Data listing:
________

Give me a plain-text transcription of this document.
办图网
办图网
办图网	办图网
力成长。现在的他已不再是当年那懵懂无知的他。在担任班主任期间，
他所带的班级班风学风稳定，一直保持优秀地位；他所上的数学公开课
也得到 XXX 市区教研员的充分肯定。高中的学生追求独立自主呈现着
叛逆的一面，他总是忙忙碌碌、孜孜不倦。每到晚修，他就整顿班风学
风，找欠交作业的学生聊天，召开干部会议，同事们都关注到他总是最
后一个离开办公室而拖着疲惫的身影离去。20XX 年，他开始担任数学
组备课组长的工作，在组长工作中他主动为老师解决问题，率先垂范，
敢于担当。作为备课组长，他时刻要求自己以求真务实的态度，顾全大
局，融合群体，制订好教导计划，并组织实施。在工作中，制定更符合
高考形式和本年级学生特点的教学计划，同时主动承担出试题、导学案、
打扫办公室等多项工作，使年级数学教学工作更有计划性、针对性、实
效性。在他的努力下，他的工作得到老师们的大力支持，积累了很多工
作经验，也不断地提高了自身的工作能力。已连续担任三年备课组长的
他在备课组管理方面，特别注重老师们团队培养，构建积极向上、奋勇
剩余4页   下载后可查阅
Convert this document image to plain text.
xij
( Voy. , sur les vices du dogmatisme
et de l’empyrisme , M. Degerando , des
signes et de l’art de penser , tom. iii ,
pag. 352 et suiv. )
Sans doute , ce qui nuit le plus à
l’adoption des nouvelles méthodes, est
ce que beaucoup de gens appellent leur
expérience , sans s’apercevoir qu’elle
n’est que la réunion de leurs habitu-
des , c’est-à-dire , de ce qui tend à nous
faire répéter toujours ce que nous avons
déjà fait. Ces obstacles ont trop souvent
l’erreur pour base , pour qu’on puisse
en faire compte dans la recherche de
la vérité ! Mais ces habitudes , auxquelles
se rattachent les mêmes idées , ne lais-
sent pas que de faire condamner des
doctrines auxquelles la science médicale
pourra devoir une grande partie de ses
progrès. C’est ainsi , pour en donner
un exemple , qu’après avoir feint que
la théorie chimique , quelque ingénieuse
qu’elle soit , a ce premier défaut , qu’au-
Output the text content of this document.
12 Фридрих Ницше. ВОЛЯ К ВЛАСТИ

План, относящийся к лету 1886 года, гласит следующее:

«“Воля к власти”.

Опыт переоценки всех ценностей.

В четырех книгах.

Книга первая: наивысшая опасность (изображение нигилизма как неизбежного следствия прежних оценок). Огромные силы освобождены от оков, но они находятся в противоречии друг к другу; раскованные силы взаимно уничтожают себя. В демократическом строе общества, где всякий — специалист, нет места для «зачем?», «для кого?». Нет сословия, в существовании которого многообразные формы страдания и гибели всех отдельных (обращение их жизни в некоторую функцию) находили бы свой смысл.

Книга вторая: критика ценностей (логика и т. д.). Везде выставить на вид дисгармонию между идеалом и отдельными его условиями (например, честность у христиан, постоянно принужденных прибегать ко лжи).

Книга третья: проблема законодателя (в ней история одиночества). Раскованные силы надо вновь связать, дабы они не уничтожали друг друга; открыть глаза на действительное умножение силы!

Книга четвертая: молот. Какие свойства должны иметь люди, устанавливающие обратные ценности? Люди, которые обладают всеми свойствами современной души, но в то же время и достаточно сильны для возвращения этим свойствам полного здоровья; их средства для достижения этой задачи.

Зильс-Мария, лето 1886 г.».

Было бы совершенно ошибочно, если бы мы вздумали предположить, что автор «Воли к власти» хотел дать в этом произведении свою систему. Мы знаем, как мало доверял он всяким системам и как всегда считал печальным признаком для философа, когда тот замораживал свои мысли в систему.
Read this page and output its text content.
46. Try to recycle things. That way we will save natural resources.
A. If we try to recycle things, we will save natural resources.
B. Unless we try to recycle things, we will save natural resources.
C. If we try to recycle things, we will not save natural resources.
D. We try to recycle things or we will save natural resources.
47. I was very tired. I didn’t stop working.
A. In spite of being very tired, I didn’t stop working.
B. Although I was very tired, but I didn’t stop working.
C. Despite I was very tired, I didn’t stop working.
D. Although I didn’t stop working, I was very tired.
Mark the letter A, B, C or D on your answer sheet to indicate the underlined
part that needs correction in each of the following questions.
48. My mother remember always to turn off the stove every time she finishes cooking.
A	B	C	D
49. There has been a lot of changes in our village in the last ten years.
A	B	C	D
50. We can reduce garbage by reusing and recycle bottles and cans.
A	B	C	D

________

Stated task: List all lines holding the string "tired".

Answer to the exercise:
47. I was very tired. I didn’t stop working.
A. In spite of being very tired, I didn’t stop working.
B. Although I was very tired, but I didn’t stop working.
C. Despite I was very tired, I didn’t stop working.
D. Although I didn’t stop working, I was very tired.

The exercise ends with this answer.